Records excerpted from a collection:
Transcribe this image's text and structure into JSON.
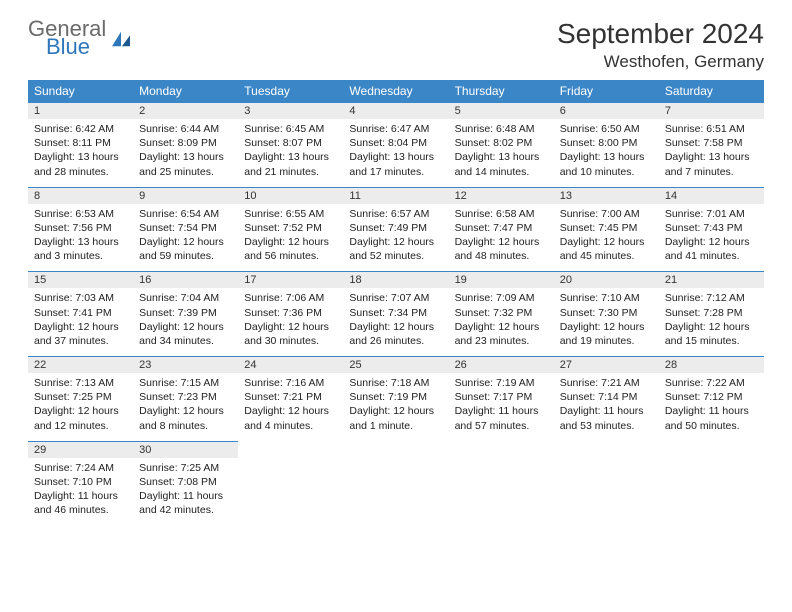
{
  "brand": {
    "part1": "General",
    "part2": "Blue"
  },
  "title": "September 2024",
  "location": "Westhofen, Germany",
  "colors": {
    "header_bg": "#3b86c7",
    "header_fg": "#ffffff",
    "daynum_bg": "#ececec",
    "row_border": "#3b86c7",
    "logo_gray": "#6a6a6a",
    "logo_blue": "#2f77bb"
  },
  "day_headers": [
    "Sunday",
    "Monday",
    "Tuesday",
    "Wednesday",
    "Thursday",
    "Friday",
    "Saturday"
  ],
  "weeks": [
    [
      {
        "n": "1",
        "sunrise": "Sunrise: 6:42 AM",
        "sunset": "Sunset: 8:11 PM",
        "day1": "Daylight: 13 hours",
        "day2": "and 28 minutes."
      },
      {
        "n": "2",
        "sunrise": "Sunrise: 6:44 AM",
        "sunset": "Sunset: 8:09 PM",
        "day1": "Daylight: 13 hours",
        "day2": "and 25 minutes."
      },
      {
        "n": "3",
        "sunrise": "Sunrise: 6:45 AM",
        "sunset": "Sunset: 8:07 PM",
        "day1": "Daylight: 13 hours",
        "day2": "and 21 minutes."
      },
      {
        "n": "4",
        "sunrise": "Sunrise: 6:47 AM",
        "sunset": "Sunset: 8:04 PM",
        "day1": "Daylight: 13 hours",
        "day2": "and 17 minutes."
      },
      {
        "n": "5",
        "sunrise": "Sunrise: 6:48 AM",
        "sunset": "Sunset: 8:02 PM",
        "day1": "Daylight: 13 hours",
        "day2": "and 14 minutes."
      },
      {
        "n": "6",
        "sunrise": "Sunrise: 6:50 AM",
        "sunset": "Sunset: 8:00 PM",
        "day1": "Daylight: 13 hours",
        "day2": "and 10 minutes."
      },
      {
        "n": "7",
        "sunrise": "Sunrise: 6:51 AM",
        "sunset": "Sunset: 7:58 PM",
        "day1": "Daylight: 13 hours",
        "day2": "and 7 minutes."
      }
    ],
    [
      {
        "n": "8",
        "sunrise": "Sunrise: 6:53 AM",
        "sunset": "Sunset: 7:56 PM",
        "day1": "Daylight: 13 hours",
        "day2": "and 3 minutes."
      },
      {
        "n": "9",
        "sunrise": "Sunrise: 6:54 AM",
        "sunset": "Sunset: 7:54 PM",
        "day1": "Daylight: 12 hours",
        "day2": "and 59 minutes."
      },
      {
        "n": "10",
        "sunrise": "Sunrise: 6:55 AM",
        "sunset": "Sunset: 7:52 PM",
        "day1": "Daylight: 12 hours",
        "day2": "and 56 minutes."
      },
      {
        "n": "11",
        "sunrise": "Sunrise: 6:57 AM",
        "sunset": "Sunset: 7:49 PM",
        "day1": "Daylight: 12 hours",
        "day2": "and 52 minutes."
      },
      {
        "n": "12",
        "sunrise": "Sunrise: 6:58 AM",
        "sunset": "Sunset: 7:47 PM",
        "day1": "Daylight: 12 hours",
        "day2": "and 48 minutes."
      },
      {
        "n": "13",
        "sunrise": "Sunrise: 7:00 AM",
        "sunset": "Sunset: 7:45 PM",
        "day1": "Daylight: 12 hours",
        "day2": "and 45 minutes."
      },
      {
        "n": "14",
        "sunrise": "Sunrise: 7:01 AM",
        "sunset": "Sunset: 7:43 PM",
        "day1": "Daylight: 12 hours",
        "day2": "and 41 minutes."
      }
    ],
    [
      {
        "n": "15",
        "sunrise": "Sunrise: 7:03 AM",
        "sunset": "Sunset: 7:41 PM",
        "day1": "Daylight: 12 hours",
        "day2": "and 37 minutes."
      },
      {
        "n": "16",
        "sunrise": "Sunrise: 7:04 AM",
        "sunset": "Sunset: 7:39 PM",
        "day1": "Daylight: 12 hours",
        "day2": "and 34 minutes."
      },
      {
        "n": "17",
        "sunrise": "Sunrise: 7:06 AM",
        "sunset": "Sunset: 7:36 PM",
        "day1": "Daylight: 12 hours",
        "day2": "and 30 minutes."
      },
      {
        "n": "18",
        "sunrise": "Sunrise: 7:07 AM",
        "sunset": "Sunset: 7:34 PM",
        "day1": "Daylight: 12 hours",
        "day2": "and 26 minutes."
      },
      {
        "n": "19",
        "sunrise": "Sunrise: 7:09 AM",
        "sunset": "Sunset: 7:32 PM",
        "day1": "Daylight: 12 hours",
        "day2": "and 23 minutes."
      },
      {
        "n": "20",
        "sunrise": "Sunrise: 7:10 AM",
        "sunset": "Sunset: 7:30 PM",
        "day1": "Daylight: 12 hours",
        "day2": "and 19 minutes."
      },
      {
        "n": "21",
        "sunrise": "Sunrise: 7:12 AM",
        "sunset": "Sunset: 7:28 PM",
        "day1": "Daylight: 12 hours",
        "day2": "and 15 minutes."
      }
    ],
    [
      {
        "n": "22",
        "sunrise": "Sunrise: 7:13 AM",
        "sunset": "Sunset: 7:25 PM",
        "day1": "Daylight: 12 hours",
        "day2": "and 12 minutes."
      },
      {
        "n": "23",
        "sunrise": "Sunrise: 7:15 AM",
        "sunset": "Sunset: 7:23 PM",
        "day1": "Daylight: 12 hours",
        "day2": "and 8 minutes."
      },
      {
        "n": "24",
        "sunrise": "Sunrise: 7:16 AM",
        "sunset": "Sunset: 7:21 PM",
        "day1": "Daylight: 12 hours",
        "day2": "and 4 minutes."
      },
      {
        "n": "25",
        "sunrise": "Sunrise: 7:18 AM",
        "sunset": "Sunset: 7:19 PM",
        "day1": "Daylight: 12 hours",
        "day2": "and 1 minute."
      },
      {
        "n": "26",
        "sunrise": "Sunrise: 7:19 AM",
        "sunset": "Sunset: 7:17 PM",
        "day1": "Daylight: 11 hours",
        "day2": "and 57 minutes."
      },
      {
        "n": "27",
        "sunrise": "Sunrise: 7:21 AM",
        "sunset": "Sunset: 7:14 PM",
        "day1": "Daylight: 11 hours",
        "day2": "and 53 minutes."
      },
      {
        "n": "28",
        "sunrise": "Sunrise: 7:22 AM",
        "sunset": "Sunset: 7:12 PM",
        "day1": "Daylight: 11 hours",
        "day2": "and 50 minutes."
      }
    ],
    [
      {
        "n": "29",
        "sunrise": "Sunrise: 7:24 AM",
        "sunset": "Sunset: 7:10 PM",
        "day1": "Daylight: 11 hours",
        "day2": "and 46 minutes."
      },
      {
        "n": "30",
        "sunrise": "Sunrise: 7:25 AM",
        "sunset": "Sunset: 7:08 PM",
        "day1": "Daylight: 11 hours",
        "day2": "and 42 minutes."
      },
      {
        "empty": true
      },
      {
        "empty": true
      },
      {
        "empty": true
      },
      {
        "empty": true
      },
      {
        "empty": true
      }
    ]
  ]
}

▶ _WHAT IS ASKED_
Please write out all the data again word for word, but not the pictures.

▶ _ANSWER TO THIS PROBLEM_
Transcribe this image's text and structure into JSON.
{
  "brand": {
    "part1": "General",
    "part2": "Blue"
  },
  "title": "September 2024",
  "location": "Westhofen, Germany",
  "colors": {
    "header_bg": "#3b86c7",
    "header_fg": "#ffffff",
    "daynum_bg": "#ececec",
    "row_border": "#3b86c7",
    "logo_gray": "#6a6a6a",
    "logo_blue": "#2f77bb"
  },
  "day_headers": [
    "Sunday",
    "Monday",
    "Tuesday",
    "Wednesday",
    "Thursday",
    "Friday",
    "Saturday"
  ],
  "weeks": [
    [
      {
        "n": "1",
        "sunrise": "Sunrise: 6:42 AM",
        "sunset": "Sunset: 8:11 PM",
        "day1": "Daylight: 13 hours",
        "day2": "and 28 minutes."
      },
      {
        "n": "2",
        "sunrise": "Sunrise: 6:44 AM",
        "sunset": "Sunset: 8:09 PM",
        "day1": "Daylight: 13 hours",
        "day2": "and 25 minutes."
      },
      {
        "n": "3",
        "sunrise": "Sunrise: 6:45 AM",
        "sunset": "Sunset: 8:07 PM",
        "day1": "Daylight: 13 hours",
        "day2": "and 21 minutes."
      },
      {
        "n": "4",
        "sunrise": "Sunrise: 6:47 AM",
        "sunset": "Sunset: 8:04 PM",
        "day1": "Daylight: 13 hours",
        "day2": "and 17 minutes."
      },
      {
        "n": "5",
        "sunrise": "Sunrise: 6:48 AM",
        "sunset": "Sunset: 8:02 PM",
        "day1": "Daylight: 13 hours",
        "day2": "and 14 minutes."
      },
      {
        "n": "6",
        "sunrise": "Sunrise: 6:50 AM",
        "sunset": "Sunset: 8:00 PM",
        "day1": "Daylight: 13 hours",
        "day2": "and 10 minutes."
      },
      {
        "n": "7",
        "sunrise": "Sunrise: 6:51 AM",
        "sunset": "Sunset: 7:58 PM",
        "day1": "Daylight: 13 hours",
        "day2": "and 7 minutes."
      }
    ],
    [
      {
        "n": "8",
        "sunrise": "Sunrise: 6:53 AM",
        "sunset": "Sunset: 7:56 PM",
        "day1": "Daylight: 13 hours",
        "day2": "and 3 minutes."
      },
      {
        "n": "9",
        "sunrise": "Sunrise: 6:54 AM",
        "sunset": "Sunset: 7:54 PM",
        "day1": "Daylight: 12 hours",
        "day2": "and 59 minutes."
      },
      {
        "n": "10",
        "sunrise": "Sunrise: 6:55 AM",
        "sunset": "Sunset: 7:52 PM",
        "day1": "Daylight: 12 hours",
        "day2": "and 56 minutes."
      },
      {
        "n": "11",
        "sunrise": "Sunrise: 6:57 AM",
        "sunset": "Sunset: 7:49 PM",
        "day1": "Daylight: 12 hours",
        "day2": "and 52 minutes."
      },
      {
        "n": "12",
        "sunrise": "Sunrise: 6:58 AM",
        "sunset": "Sunset: 7:47 PM",
        "day1": "Daylight: 12 hours",
        "day2": "and 48 minutes."
      },
      {
        "n": "13",
        "sunrise": "Sunrise: 7:00 AM",
        "sunset": "Sunset: 7:45 PM",
        "day1": "Daylight: 12 hours",
        "day2": "and 45 minutes."
      },
      {
        "n": "14",
        "sunrise": "Sunrise: 7:01 AM",
        "sunset": "Sunset: 7:43 PM",
        "day1": "Daylight: 12 hours",
        "day2": "and 41 minutes."
      }
    ],
    [
      {
        "n": "15",
        "sunrise": "Sunrise: 7:03 AM",
        "sunset": "Sunset: 7:41 PM",
        "day1": "Daylight: 12 hours",
        "day2": "and 37 minutes."
      },
      {
        "n": "16",
        "sunrise": "Sunrise: 7:04 AM",
        "sunset": "Sunset: 7:39 PM",
        "day1": "Daylight: 12 hours",
        "day2": "and 34 minutes."
      },
      {
        "n": "17",
        "sunrise": "Sunrise: 7:06 AM",
        "sunset": "Sunset: 7:36 PM",
        "day1": "Daylight: 12 hours",
        "day2": "and 30 minutes."
      },
      {
        "n": "18",
        "sunrise": "Sunrise: 7:07 AM",
        "sunset": "Sunset: 7:34 PM",
        "day1": "Daylight: 12 hours",
        "day2": "and 26 minutes."
      },
      {
        "n": "19",
        "sunrise": "Sunrise: 7:09 AM",
        "sunset": "Sunset: 7:32 PM",
        "day1": "Daylight: 12 hours",
        "day2": "and 23 minutes."
      },
      {
        "n": "20",
        "sunrise": "Sunrise: 7:10 AM",
        "sunset": "Sunset: 7:30 PM",
        "day1": "Daylight: 12 hours",
        "day2": "and 19 minutes."
      },
      {
        "n": "21",
        "sunrise": "Sunrise: 7:12 AM",
        "sunset": "Sunset: 7:28 PM",
        "day1": "Daylight: 12 hours",
        "day2": "and 15 minutes."
      }
    ],
    [
      {
        "n": "22",
        "sunrise": "Sunrise: 7:13 AM",
        "sunset": "Sunset: 7:25 PM",
        "day1": "Daylight: 12 hours",
        "day2": "and 12 minutes."
      },
      {
        "n": "23",
        "sunrise": "Sunrise: 7:15 AM",
        "sunset": "Sunset: 7:23 PM",
        "day1": "Daylight: 12 hours",
        "day2": "and 8 minutes."
      },
      {
        "n": "24",
        "sunrise": "Sunrise: 7:16 AM",
        "sunset": "Sunset: 7:21 PM",
        "day1": "Daylight: 12 hours",
        "day2": "and 4 minutes."
      },
      {
        "n": "25",
        "sunrise": "Sunrise: 7:18 AM",
        "sunset": "Sunset: 7:19 PM",
        "day1": "Daylight: 12 hours",
        "day2": "and 1 minute."
      },
      {
        "n": "26",
        "sunrise": "Sunrise: 7:19 AM",
        "sunset": "Sunset: 7:17 PM",
        "day1": "Daylight: 11 hours",
        "day2": "and 57 minutes."
      },
      {
        "n": "27",
        "sunrise": "Sunrise: 7:21 AM",
        "sunset": "Sunset: 7:14 PM",
        "day1": "Daylight: 11 hours",
        "day2": "and 53 minutes."
      },
      {
        "n": "28",
        "sunrise": "Sunrise: 7:22 AM",
        "sunset": "Sunset: 7:12 PM",
        "day1": "Daylight: 11 hours",
        "day2": "and 50 minutes."
      }
    ],
    [
      {
        "n": "29",
        "sunrise": "Sunrise: 7:24 AM",
        "sunset": "Sunset: 7:10 PM",
        "day1": "Daylight: 11 hours",
        "day2": "and 46 minutes."
      },
      {
        "n": "30",
        "sunrise": "Sunrise: 7:25 AM",
        "sunset": "Sunset: 7:08 PM",
        "day1": "Daylight: 11 hours",
        "day2": "and 42 minutes."
      },
      {
        "empty": true
      },
      {
        "empty": true
      },
      {
        "empty": true
      },
      {
        "empty": true
      },
      {
        "empty": true
      }
    ]
  ]
}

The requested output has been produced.